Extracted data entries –
○ ○ ○ ○

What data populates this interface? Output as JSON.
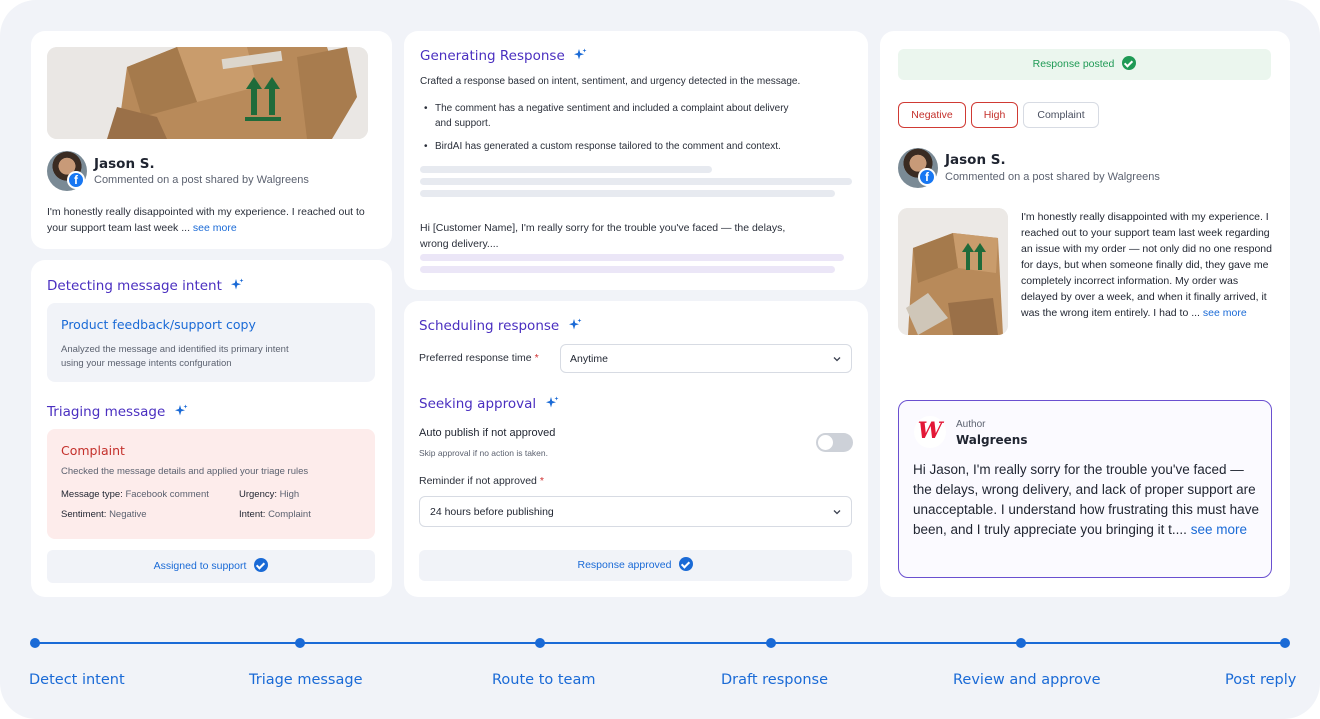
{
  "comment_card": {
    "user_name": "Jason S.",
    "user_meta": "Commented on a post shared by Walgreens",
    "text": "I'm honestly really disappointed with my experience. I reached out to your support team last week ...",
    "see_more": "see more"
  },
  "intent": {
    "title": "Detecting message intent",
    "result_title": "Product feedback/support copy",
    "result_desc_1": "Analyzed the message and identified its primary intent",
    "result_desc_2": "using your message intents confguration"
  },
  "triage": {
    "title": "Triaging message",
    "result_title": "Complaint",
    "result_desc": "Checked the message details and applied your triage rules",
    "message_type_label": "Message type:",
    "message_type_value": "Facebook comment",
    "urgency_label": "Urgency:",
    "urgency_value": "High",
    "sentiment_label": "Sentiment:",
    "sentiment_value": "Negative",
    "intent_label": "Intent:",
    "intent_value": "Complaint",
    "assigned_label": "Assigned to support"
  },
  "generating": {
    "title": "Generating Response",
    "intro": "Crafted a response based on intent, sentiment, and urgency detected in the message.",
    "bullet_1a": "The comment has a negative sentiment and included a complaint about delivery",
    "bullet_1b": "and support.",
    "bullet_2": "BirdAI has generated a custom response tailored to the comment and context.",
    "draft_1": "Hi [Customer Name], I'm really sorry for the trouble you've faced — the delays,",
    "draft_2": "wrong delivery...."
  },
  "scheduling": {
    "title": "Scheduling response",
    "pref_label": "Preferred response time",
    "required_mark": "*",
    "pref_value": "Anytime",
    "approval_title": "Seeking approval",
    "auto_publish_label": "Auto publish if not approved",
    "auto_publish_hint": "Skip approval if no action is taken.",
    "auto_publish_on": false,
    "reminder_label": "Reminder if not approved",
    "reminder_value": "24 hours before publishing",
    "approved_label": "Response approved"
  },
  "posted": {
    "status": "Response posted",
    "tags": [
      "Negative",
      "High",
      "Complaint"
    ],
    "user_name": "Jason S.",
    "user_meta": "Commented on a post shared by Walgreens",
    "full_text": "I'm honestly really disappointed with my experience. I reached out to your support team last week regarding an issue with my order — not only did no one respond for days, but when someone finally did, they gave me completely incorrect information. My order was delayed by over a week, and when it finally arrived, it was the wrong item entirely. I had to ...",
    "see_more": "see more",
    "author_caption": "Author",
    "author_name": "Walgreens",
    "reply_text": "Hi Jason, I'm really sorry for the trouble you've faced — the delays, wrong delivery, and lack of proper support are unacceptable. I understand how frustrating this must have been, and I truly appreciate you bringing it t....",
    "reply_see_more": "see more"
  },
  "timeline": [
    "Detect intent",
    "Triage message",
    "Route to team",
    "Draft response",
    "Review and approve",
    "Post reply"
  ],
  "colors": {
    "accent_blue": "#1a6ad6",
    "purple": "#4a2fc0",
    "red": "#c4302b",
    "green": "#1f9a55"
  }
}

○ ○ ○ ○

Task objective –
All of the entries need to be transcribed word for word; pictures are left out.

Final result –
What data populates this interface? Output as JSON.
{
  "comment_card": {
    "user_name": "Jason S.",
    "user_meta": "Commented on a post shared by Walgreens",
    "text": "I'm honestly really disappointed with my experience. I reached out to your support team last week ...",
    "see_more": "see more"
  },
  "intent": {
    "title": "Detecting message intent",
    "result_title": "Product feedback/support copy",
    "result_desc_1": "Analyzed the message and identified its primary intent",
    "result_desc_2": "using your message intents confguration"
  },
  "triage": {
    "title": "Triaging message",
    "result_title": "Complaint",
    "result_desc": "Checked the message details and applied your triage rules",
    "message_type_label": "Message type:",
    "message_type_value": "Facebook comment",
    "urgency_label": "Urgency:",
    "urgency_value": "High",
    "sentiment_label": "Sentiment:",
    "sentiment_value": "Negative",
    "intent_label": "Intent:",
    "intent_value": "Complaint",
    "assigned_label": "Assigned to support"
  },
  "generating": {
    "title": "Generating Response",
    "intro": "Crafted a response based on intent, sentiment, and urgency detected in the message.",
    "bullet_1a": "The comment has a negative sentiment and included a complaint about delivery",
    "bullet_1b": "and support.",
    "bullet_2": "BirdAI has generated a custom response tailored to the comment and context.",
    "draft_1": "Hi [Customer Name], I'm really sorry for the trouble you've faced — the delays,",
    "draft_2": "wrong delivery...."
  },
  "scheduling": {
    "title": "Scheduling response",
    "pref_label": "Preferred response time",
    "required_mark": "*",
    "pref_value": "Anytime",
    "approval_title": "Seeking approval",
    "auto_publish_label": "Auto publish if not approved",
    "auto_publish_hint": "Skip approval if no action is taken.",
    "auto_publish_on": false,
    "reminder_label": "Reminder if not approved",
    "reminder_value": "24 hours before publishing",
    "approved_label": "Response approved"
  },
  "posted": {
    "status": "Response posted",
    "tags": [
      "Negative",
      "High",
      "Complaint"
    ],
    "user_name": "Jason S.",
    "user_meta": "Commented on a post shared by Walgreens",
    "full_text": "I'm honestly really disappointed with my experience. I reached out to your support team last week regarding an issue with my order — not only did no one respond for days, but when someone finally did, they gave me completely incorrect information. My order was delayed by over a week, and when it finally arrived, it was the wrong item entirely. I had to ...",
    "see_more": "see more",
    "author_caption": "Author",
    "author_name": "Walgreens",
    "reply_text": "Hi Jason, I'm really sorry for the trouble you've faced — the delays, wrong delivery, and lack of proper support are unacceptable. I understand how frustrating this must have been, and I truly appreciate you bringing it t....",
    "reply_see_more": "see more"
  },
  "timeline": [
    "Detect intent",
    "Triage message",
    "Route to team",
    "Draft response",
    "Review and approve",
    "Post reply"
  ],
  "colors": {
    "accent_blue": "#1a6ad6",
    "purple": "#4a2fc0",
    "red": "#c4302b",
    "green": "#1f9a55"
  }
}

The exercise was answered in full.